-- What the task requires --
Set down the full listing exactly, character for character.

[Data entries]
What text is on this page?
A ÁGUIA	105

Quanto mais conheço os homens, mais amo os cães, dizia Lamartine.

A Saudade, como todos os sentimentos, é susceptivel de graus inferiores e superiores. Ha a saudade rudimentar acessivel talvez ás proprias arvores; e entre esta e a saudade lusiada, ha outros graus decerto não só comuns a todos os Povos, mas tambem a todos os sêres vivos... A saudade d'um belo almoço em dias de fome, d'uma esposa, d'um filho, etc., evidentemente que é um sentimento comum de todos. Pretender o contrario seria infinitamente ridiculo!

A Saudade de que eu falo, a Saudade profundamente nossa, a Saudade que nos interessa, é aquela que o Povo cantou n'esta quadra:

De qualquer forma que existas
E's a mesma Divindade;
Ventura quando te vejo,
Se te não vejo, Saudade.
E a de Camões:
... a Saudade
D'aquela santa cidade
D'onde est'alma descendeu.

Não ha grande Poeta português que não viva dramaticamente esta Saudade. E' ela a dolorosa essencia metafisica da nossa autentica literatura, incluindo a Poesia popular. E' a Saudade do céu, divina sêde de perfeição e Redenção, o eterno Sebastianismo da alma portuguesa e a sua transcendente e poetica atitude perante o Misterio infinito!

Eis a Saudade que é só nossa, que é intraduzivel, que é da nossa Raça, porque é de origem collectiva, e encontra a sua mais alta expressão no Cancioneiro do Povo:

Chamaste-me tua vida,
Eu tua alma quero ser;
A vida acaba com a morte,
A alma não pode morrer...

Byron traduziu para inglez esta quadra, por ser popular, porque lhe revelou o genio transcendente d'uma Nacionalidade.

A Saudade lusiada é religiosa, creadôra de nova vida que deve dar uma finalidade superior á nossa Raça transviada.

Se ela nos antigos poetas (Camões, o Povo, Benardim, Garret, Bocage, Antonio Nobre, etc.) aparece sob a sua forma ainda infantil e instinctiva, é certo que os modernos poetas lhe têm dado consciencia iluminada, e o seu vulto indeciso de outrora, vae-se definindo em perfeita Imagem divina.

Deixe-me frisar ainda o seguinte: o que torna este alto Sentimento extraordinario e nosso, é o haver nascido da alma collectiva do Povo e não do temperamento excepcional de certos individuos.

-- Exercise result --
What text is on this page?
A ÁGUIA	105

Quanto mais conheço os homens, mais amo os cães, dizia Lamartine.

A Saudade, como todos os sentimentos, é susceptivel de graus inferiores e superiores. Ha a saudade rudimentar acessivel talvez ás proprias arvores; e entre esta e a saudade lusiada, ha outros graus decerto não só comuns a todos os Povos, mas tambem a todos os sêres vivos... A saudade d'um belo almoço em dias de fome, d'uma esposa, d'um filho, etc., evidentemente que é um sentimento comum de todos. Pretender o contrario seria infinitamente ridiculo!

A Saudade de que eu falo, a Saudade profundamente nossa, a Saudade que nos interessa, é aquela que o Povo cantou n'esta quadra:

De qualquer forma que existas
E's a mesma Divindade;
Ventura quando te vejo,
Se te não vejo, Saudade.
E a de Camões:
... a Saudade
D'aquela santa cidade
D'onde est'alma descendeu.

Não ha grande Poeta português que não viva dramaticamente esta Saudade. E' ela a dolorosa essencia metafisica da nossa autentica literatura, incluindo a Poesia popular. E' a Saudade do céu, divina sêde de perfeição e Redenção, o eterno Sebastianismo da alma portuguesa e a sua transcendente e poetica atitude perante o Misterio infinito!

Eis a Saudade que é só nossa, que é intraduzivel, que é da nossa Raça, porque é de origem collectiva, e encontra a sua mais alta expressão no Cancioneiro do Povo:

Chamaste-me tua vida,
Eu tua alma quero ser;
A vida acaba com a morte,
A alma não pode morrer...

Byron traduziu para inglez esta quadra, por ser popular, porque lhe revelou o genio transcendente d'uma Nacionalidade.

A Saudade lusiada é religiosa, creadôra de nova vida que deve dar uma finalidade superior á nossa Raça transviada.

Se ela nos antigos poetas (Camões, o Povo, Benardim, Garret, Bocage, Antonio Nobre, etc.) aparece sob a sua forma ainda infantil e instinctiva, é certo que os modernos poetas lhe têm dado consciencia iluminada, e o seu vulto indeciso de outrora, vae-se definindo em perfeita Imagem divina.

Deixe-me frisar ainda o seguinte: o que torna este alto Sentimento extraordinario e nosso, é o haver nascido da alma collectiva do Povo e não do temperamento excepcional de certos individuos.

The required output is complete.